--- begin RECORD SET ---

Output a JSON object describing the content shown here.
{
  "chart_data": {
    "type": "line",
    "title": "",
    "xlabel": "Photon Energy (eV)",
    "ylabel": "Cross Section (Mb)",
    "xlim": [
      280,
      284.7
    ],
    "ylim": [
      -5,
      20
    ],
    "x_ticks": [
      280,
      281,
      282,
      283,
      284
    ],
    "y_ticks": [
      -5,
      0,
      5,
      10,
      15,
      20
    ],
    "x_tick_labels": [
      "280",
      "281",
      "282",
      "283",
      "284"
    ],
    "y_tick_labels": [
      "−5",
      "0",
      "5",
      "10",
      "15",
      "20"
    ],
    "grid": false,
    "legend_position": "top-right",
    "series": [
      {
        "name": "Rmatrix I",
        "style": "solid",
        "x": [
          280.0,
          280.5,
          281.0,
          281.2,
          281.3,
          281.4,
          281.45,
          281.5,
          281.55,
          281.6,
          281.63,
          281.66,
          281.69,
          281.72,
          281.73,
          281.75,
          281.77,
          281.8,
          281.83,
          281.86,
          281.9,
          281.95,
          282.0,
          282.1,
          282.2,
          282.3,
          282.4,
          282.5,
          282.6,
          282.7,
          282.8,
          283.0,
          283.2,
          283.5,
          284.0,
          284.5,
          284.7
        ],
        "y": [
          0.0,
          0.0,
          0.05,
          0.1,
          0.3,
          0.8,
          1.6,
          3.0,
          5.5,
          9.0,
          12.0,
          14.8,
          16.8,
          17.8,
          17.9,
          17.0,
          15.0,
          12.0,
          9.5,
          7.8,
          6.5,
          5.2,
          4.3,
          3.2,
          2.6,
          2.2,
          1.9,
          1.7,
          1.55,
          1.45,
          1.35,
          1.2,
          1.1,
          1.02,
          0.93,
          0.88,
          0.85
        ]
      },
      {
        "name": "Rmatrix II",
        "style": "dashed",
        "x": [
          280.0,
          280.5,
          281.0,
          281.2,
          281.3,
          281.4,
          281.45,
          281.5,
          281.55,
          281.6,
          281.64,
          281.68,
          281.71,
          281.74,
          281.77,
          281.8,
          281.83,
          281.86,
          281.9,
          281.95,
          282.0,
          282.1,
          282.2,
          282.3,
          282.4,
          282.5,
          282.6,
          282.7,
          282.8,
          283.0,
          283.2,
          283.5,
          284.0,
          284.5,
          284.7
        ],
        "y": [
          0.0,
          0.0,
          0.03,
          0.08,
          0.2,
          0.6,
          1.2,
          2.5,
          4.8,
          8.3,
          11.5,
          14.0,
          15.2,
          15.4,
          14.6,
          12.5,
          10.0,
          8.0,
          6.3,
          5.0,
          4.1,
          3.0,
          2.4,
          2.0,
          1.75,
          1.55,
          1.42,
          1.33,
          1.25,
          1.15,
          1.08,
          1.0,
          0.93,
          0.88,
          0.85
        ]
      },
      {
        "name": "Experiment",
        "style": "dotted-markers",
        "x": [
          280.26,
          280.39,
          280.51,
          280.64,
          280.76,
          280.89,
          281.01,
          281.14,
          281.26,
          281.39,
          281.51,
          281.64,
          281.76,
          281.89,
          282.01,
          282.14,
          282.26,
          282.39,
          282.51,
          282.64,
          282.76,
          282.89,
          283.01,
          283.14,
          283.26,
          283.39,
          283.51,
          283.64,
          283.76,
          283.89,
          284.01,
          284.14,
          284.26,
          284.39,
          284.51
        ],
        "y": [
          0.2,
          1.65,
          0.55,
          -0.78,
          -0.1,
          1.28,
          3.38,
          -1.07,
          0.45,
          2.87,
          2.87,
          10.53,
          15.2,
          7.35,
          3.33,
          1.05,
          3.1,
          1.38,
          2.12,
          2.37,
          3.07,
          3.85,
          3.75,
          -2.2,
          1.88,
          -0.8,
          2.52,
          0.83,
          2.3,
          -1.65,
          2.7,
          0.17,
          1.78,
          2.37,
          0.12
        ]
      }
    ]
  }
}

--- end RECORD SET ---

Type out the whole listing above again, exactly as it stands.

__EXPECTED ANSWER__.
Output a JSON object describing the content shown here.
{
  "chart_data": {
    "type": "line",
    "title": "",
    "xlabel": "Photon Energy (eV)",
    "ylabel": "Cross Section (Mb)",
    "xlim": [
      280,
      284.7
    ],
    "ylim": [
      -5,
      20
    ],
    "x_ticks": [
      280,
      281,
      282,
      283,
      284
    ],
    "y_ticks": [
      -5,
      0,
      5,
      10,
      15,
      20
    ],
    "x_tick_labels": [
      "280",
      "281",
      "282",
      "283",
      "284"
    ],
    "y_tick_labels": [
      "−5",
      "0",
      "5",
      "10",
      "15",
      "20"
    ],
    "grid": false,
    "legend_position": "top-right",
    "series": [
      {
        "name": "Rmatrix I",
        "style": "solid",
        "x": [
          280.0,
          280.5,
          281.0,
          281.2,
          281.3,
          281.4,
          281.45,
          281.5,
          281.55,
          281.6,
          281.63,
          281.66,
          281.69,
          281.72,
          281.73,
          281.75,
          281.77,
          281.8,
          281.83,
          281.86,
          281.9,
          281.95,
          282.0,
          282.1,
          282.2,
          282.3,
          282.4,
          282.5,
          282.6,
          282.7,
          282.8,
          283.0,
          283.2,
          283.5,
          284.0,
          284.5,
          284.7
        ],
        "y": [
          0.0,
          0.0,
          0.05,
          0.1,
          0.3,
          0.8,
          1.6,
          3.0,
          5.5,
          9.0,
          12.0,
          14.8,
          16.8,
          17.8,
          17.9,
          17.0,
          15.0,
          12.0,
          9.5,
          7.8,
          6.5,
          5.2,
          4.3,
          3.2,
          2.6,
          2.2,
          1.9,
          1.7,
          1.55,
          1.45,
          1.35,
          1.2,
          1.1,
          1.02,
          0.93,
          0.88,
          0.85
        ]
      },
      {
        "name": "Rmatrix II",
        "style": "dashed",
        "x": [
          280.0,
          280.5,
          281.0,
          281.2,
          281.3,
          281.4,
          281.45,
          281.5,
          281.55,
          281.6,
          281.64,
          281.68,
          281.71,
          281.74,
          281.77,
          281.8,
          281.83,
          281.86,
          281.9,
          281.95,
          282.0,
          282.1,
          282.2,
          282.3,
          282.4,
          282.5,
          282.6,
          282.7,
          282.8,
          283.0,
          283.2,
          283.5,
          284.0,
          284.5,
          284.7
        ],
        "y": [
          0.0,
          0.0,
          0.03,
          0.08,
          0.2,
          0.6,
          1.2,
          2.5,
          4.8,
          8.3,
          11.5,
          14.0,
          15.2,
          15.4,
          14.6,
          12.5,
          10.0,
          8.0,
          6.3,
          5.0,
          4.1,
          3.0,
          2.4,
          2.0,
          1.75,
          1.55,
          1.42,
          1.33,
          1.25,
          1.15,
          1.08,
          1.0,
          0.93,
          0.88,
          0.85
        ]
      },
      {
        "name": "Experiment",
        "style": "dotted-markers",
        "x": [
          280.26,
          280.39,
          280.51,
          280.64,
          280.76,
          280.89,
          281.01,
          281.14,
          281.26,
          281.39,
          281.51,
          281.64,
          281.76,
          281.89,
          282.01,
          282.14,
          282.26,
          282.39,
          282.51,
          282.64,
          282.76,
          282.89,
          283.01,
          283.14,
          283.26,
          283.39,
          283.51,
          283.64,
          283.76,
          283.89,
          284.01,
          284.14,
          284.26,
          284.39,
          284.51
        ],
        "y": [
          0.2,
          1.65,
          0.55,
          -0.78,
          -0.1,
          1.28,
          3.38,
          -1.07,
          0.45,
          2.87,
          2.87,
          10.53,
          15.2,
          7.35,
          3.33,
          1.05,
          3.1,
          1.38,
          2.12,
          2.37,
          3.07,
          3.85,
          3.75,
          -2.2,
          1.88,
          -0.8,
          2.52,
          0.83,
          2.3,
          -1.65,
          2.7,
          0.17,
          1.78,
          2.37,
          0.12
        ]
      }
    ]
  }
}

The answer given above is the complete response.